→ **Directions for this task**:
Give back the full listing verbatim, apart from its images.

+++

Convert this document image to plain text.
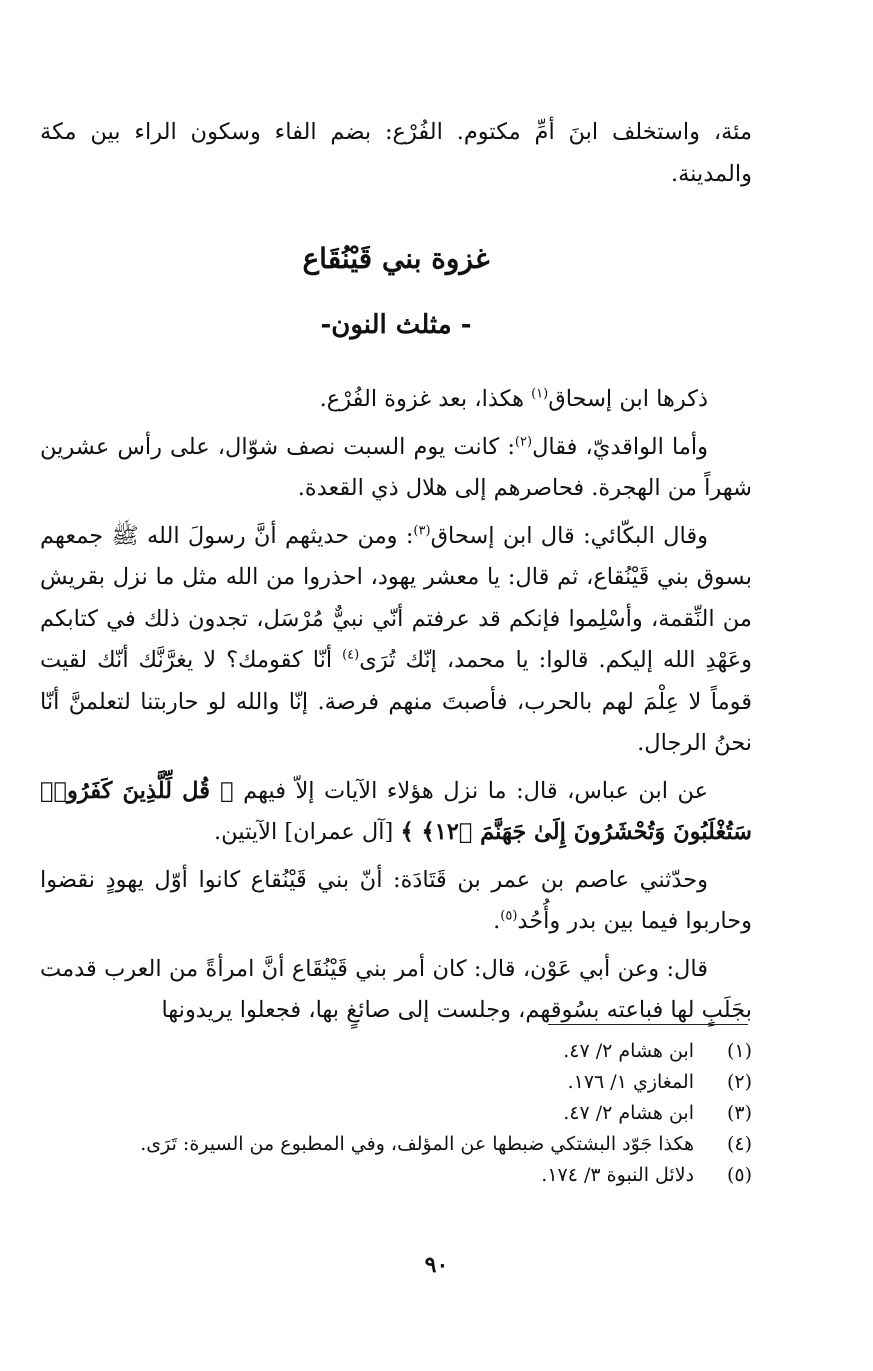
مئة، واستخلف ابنَ أمِّ مكتوم. الفُرْع: بضم الفاء وسكون الراء بين مكة والمدينة.

غزوة بني قَيْنُقَاع
- مثلث النون-

ذكرها ابن إسحاق$^{(١)}$ هكذا، بعد غزوة الفُرْع.

وأما الواقديّ، فقال$^{(٢)}$: كانت يوم السبت نصف شوّال، على رأس عشرين شهراً من الهجرة. فحاصرهم إلى هلال ذي القعدة.

وقال البكّائي: قال ابن إسحاق$^{(٣)}$: ومن حديثهم أنَّ رسولَ الله ﷺ جمعهم بسوق بني قَيْنُقاع، ثم قال: يا معشر يهود، احذروا من الله مثل ما نزل بقريش من النِّقمة، وأسْلِموا فإنكم قد عرفتم أنّي نبيٌّ مُرْسَل، تجدون ذلك في كتابكم وعَهْدِ الله إليكم. قالوا: يا محمد، إنّك تُرَى$^{(٤)}$ أنّا كقومك؟ لا يغرَّنَّك أنّك لقيت قوماً لا عِلْمَ لهم بالحرب، فأصبتَ منهم فرصة. إنّا والله لو حاربتنا لتعلمنَّ أنّا نحنُ الرجال.

عن ابن عباس، قال: ما نزل هؤلاء الآيات إلاّ فيهم ﴿ قُل لِّلَّذِينَ كَفَرُوا۟ سَتُغْلَبُونَ وَتُحْشَرُونَ إِلَىٰ جَهَنَّمَ ﴿١٢﴾ ﴾ [آل عمران] الآيتين.

وحدّثني عاصم بن عمر بن قَتَادَة: أنّ بني قَيْنُقاع كانوا أوّل يهودٍ نقضوا وحاربوا فيما بين بدر وأُحُد$^{(٥)}$.

قال: وعن أبي عَوْن، قال: كان أمر بني قَيْنُقَاع أنَّ امرأةً من العرب قدمت بجَلَبٍ لها فباعته بسُوقهم، وجلست إلى صائغٍ بها، فجعلوا يريدونها

(١)
ابن هشام ٢/ ٤٧.
(٢)
المغازي ١/ ١٧٦.
(٣)
ابن هشام ٢/ ٤٧.
(٤)
هكذا جَوّد البشتكي ضبطها عن المؤلف، وفي المطبوع من السيرة: تَرَى.
(٥)
دلائل النبوة ٣/ ١٧٤.
٩٠
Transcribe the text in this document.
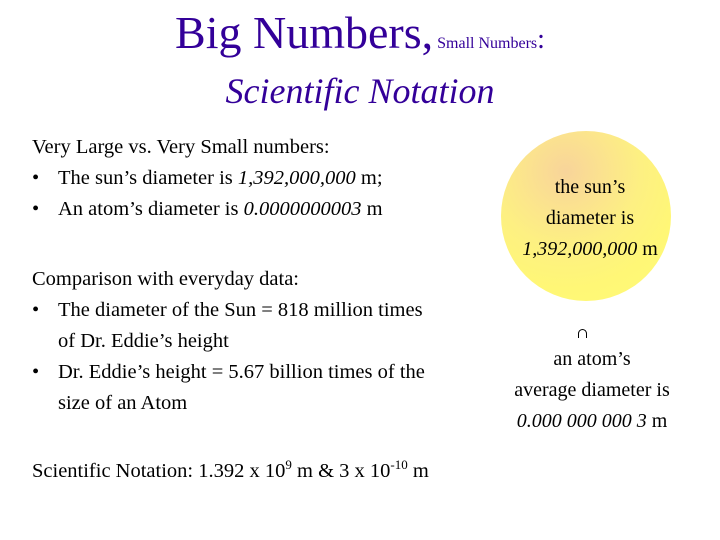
Big Numbers, Small Numbers:
Scientific Notation

Very Large vs. Very Small numbers:

• The sun’s diameter is 1,392,000,000 m;

• An atom’s diameter is 0.0000000003 m

Comparison with everyday data:

• The diameter of the Sun = 818 million times

of Dr. Eddie’s height

• Dr. Eddie’s height = 5.67 billion times of the

size of an Atom

Scientific Notation: 1.392 x $10^9$ m & 3 x $10^{-10}$ m

the sun’s
diameter is
1,392,000,000 m
an atom’s
average diameter is
0.000 000 000 3 m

+++

→ **Correct answer**:
Convert this document image to plain text.
مئة، واستخلف ابنَ أمِّ مكتوم. الفُرْع: بضم الفاء وسكون الراء بين مكة والمدينة.

غزوة بني قَيْنُقَاع
- مثلث النون-

ذكرها ابن إسحاق$^{(١)}$ هكذا، بعد غزوة الفُرْع.

وأما الواقديّ، فقال$^{(٢)}$: كانت يوم السبت نصف شوّال، على رأس عشرين شهراً من الهجرة. فحاصرهم إلى هلال ذي القعدة.

وقال البكّائي: قال ابن إسحاق$^{(٣)}$: ومن حديثهم أنَّ رسولَ الله ﷺ جمعهم بسوق بني قَيْنُقاع، ثم قال: يا معشر يهود، احذروا من الله مثل ما نزل بقريش من النِّقمة، وأسْلِموا فإنكم قد عرفتم أنّي نبيٌّ مُرْسَل، تجدون ذلك في كتابكم وعَهْدِ الله إليكم. قالوا: يا محمد، إنّك تُرَى$^{(٤)}$ أنّا كقومك؟ لا يغرَّنَّك أنّك لقيت قوماً لا عِلْمَ لهم بالحرب، فأصبتَ منهم فرصة. إنّا والله لو حاربتنا لتعلمنَّ أنّا نحنُ الرجال.

عن ابن عباس، قال: ما نزل هؤلاء الآيات إلاّ فيهم ﴿ قُل لِّلَّذِينَ كَفَرُوا۟ سَتُغْلَبُونَ وَتُحْشَرُونَ إِلَىٰ جَهَنَّمَ ﴿١٢﴾ ﴾ [آل عمران] الآيتين.

وحدّثني عاصم بن عمر بن قَتَادَة: أنّ بني قَيْنُقاع كانوا أوّل يهودٍ نقضوا وحاربوا فيما بين بدر وأُحُد$^{(٥)}$.

قال: وعن أبي عَوْن، قال: كان أمر بني قَيْنُقَاع أنَّ امرأةً من العرب قدمت بجَلَبٍ لها فباعته بسُوقهم، وجلست إلى صائغٍ بها، فجعلوا يريدونها

(١)
ابن هشام ٢/ ٤٧.
(٢)
المغازي ١/ ١٧٦.
(٣)
ابن هشام ٢/ ٤٧.
(٤)
هكذا جَوّد البشتكي ضبطها عن المؤلف، وفي المطبوع من السيرة: تَرَى.
(٥)
دلائل النبوة ٣/ ١٧٤.
٩٠
Transcribe the text in this document.
Big Numbers, Small Numbers:
Scientific Notation

Very Large vs. Very Small numbers:

• The sun’s diameter is 1,392,000,000 m;

• An atom’s diameter is 0.0000000003 m

Comparison with everyday data:

• The diameter of the Sun = 818 million times

of Dr. Eddie’s height

• Dr. Eddie’s height = 5.67 billion times of the

size of an Atom

Scientific Notation: 1.392 x $10^9$ m & 3 x $10^{-10}$ m

the sun’s
diameter is
1,392,000,000 m
an atom’s
average diameter is
0.000 000 000 3 m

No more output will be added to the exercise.